▸ **WHAT IS NEEDED**:
Output every line of the listing as it stands.

▸ **DATASET CONTENT**:
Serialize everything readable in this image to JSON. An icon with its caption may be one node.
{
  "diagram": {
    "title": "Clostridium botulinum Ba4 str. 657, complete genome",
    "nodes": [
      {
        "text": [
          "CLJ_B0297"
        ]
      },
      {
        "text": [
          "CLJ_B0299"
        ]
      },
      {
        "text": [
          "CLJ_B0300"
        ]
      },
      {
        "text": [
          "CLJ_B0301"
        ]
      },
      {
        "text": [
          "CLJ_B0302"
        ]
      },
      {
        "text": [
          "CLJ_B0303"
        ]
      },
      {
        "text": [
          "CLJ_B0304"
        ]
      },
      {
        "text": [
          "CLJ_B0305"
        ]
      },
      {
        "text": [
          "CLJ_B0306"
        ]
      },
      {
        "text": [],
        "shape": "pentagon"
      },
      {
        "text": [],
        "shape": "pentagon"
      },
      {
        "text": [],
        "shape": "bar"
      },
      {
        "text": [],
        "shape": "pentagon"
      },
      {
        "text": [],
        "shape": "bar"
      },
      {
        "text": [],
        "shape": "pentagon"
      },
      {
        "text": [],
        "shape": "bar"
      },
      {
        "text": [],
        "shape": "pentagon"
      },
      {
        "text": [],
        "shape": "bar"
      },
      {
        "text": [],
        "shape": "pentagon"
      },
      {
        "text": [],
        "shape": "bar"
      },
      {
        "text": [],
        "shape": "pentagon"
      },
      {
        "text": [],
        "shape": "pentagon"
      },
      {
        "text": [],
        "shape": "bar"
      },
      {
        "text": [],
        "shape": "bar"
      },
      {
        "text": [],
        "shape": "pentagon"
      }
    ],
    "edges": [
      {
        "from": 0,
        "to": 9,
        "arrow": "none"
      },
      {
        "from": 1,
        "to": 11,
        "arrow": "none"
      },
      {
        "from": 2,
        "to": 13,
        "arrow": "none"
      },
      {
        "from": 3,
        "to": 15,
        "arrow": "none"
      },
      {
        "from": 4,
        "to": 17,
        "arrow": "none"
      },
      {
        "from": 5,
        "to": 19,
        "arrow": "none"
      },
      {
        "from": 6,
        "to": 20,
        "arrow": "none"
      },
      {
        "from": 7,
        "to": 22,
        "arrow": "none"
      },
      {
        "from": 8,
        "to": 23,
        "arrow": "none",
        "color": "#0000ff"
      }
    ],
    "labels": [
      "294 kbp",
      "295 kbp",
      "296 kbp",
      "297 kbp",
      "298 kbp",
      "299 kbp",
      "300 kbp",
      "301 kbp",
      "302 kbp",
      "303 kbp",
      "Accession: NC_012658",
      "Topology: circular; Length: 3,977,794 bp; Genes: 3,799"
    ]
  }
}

▸ **TASK OUTPUT**:
Serialize everything readable in this image to JSON. An icon with its caption may be one node.
{
  "diagram": {
    "title": "Clostridium botulinum Ba4 str. 657, complete genome",
    "nodes": [
      {
        "text": [
          "CLJ_B0297"
        ]
      },
      {
        "text": [
          "CLJ_B0299"
        ]
      },
      {
        "text": [
          "CLJ_B0300"
        ]
      },
      {
        "text": [
          "CLJ_B0301"
        ]
      },
      {
        "text": [
          "CLJ_B0302"
        ]
      },
      {
        "text": [
          "CLJ_B0303"
        ]
      },
      {
        "text": [
          "CLJ_B0304"
        ]
      },
      {
        "text": [
          "CLJ_B0305"
        ]
      },
      {
        "text": [
          "CLJ_B0306"
        ]
      },
      {
        "text": [],
        "shape": "pentagon"
      },
      {
        "text": [],
        "shape": "pentagon"
      },
      {
        "text": [],
        "shape": "bar"
      },
      {
        "text": [],
        "shape": "pentagon"
      },
      {
        "text": [],
        "shape": "bar"
      },
      {
        "text": [],
        "shape": "pentagon"
      },
      {
        "text": [],
        "shape": "bar"
      },
      {
        "text": [],
        "shape": "pentagon"
      },
      {
        "text": [],
        "shape": "bar"
      },
      {
        "text": [],
        "shape": "pentagon"
      },
      {
        "text": [],
        "shape": "bar"
      },
      {
        "text": [],
        "shape": "pentagon"
      },
      {
        "text": [],
        "shape": "pentagon"
      },
      {
        "text": [],
        "shape": "bar"
      },
      {
        "text": [],
        "shape": "bar"
      },
      {
        "text": [],
        "shape": "pentagon"
      }
    ],
    "edges": [
      {
        "from": 0,
        "to": 9,
        "arrow": "none"
      },
      {
        "from": 1,
        "to": 11,
        "arrow": "none"
      },
      {
        "from": 2,
        "to": 13,
        "arrow": "none"
      },
      {
        "from": 3,
        "to": 15,
        "arrow": "none"
      },
      {
        "from": 4,
        "to": 17,
        "arrow": "none"
      },
      {
        "from": 5,
        "to": 19,
        "arrow": "none"
      },
      {
        "from": 6,
        "to": 20,
        "arrow": "none"
      },
      {
        "from": 7,
        "to": 22,
        "arrow": "none"
      },
      {
        "from": 8,
        "to": 23,
        "arrow": "none",
        "color": "#0000ff"
      }
    ],
    "labels": [
      "294 kbp",
      "295 kbp",
      "296 kbp",
      "297 kbp",
      "298 kbp",
      "299 kbp",
      "300 kbp",
      "301 kbp",
      "302 kbp",
      "303 kbp",
      "Accession: NC_012658",
      "Topology: circular; Length: 3,977,794 bp; Genes: 3,799"
    ]
  }
}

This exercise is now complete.